-- START RAW DATA --

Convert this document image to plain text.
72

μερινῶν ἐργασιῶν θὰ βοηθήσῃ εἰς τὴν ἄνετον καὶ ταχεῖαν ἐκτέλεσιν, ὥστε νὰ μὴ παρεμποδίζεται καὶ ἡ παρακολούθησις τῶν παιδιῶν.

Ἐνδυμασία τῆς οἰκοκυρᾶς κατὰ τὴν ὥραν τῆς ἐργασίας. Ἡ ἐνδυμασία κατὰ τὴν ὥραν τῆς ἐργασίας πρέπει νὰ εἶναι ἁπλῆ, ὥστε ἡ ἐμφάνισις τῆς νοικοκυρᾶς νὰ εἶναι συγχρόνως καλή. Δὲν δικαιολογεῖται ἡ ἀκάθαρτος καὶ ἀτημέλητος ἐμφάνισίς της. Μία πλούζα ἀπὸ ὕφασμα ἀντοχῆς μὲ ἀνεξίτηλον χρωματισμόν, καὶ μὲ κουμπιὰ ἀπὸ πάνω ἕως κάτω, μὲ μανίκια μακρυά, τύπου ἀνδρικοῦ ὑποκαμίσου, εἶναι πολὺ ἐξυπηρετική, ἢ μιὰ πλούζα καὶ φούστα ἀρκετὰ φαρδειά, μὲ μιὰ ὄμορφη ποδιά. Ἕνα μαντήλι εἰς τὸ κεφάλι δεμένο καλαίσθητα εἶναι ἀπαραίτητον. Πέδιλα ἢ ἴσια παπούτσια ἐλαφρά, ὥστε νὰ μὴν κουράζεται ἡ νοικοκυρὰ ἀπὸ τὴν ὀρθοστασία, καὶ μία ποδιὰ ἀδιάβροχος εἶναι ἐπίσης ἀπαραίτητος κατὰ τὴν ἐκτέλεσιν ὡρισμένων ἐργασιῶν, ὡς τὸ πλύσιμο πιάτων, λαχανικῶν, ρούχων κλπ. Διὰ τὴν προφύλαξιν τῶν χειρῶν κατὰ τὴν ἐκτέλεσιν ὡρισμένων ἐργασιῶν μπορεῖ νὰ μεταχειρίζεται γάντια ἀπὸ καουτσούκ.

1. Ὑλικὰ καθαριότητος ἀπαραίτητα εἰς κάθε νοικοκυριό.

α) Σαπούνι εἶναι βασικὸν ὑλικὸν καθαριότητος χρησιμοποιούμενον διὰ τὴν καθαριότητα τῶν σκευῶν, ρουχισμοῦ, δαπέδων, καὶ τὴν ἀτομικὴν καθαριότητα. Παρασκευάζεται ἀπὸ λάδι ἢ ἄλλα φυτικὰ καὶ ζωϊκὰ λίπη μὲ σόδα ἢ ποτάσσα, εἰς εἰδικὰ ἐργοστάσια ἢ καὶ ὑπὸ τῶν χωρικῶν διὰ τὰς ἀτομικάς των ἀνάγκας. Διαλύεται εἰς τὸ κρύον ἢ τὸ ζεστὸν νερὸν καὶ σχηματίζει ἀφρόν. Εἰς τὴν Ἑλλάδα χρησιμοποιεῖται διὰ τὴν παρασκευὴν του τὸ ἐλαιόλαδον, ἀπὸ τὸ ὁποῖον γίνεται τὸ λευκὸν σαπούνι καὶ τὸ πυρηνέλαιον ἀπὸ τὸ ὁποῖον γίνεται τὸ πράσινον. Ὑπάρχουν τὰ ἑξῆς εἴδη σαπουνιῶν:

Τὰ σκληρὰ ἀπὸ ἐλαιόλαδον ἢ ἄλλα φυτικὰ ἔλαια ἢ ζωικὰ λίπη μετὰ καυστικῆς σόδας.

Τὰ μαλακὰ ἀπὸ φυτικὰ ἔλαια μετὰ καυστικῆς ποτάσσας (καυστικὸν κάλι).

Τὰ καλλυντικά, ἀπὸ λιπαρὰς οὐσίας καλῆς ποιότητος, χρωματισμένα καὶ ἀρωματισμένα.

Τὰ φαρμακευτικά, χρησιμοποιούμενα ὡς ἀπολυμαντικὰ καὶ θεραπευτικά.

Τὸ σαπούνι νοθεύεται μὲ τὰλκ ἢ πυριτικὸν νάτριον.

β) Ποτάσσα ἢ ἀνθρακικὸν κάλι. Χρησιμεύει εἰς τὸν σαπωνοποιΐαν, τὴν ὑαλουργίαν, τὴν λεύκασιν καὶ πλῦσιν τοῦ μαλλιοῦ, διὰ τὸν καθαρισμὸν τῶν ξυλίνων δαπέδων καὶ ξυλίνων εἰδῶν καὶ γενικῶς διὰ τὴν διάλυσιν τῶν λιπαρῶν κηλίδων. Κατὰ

-- END RAW DATA --

### STATED PROBLEM
Among the entries above, how many lines hold the string "ἔλαια"? Give the number by itself.

### RESULT OF THIS EXERCISE
2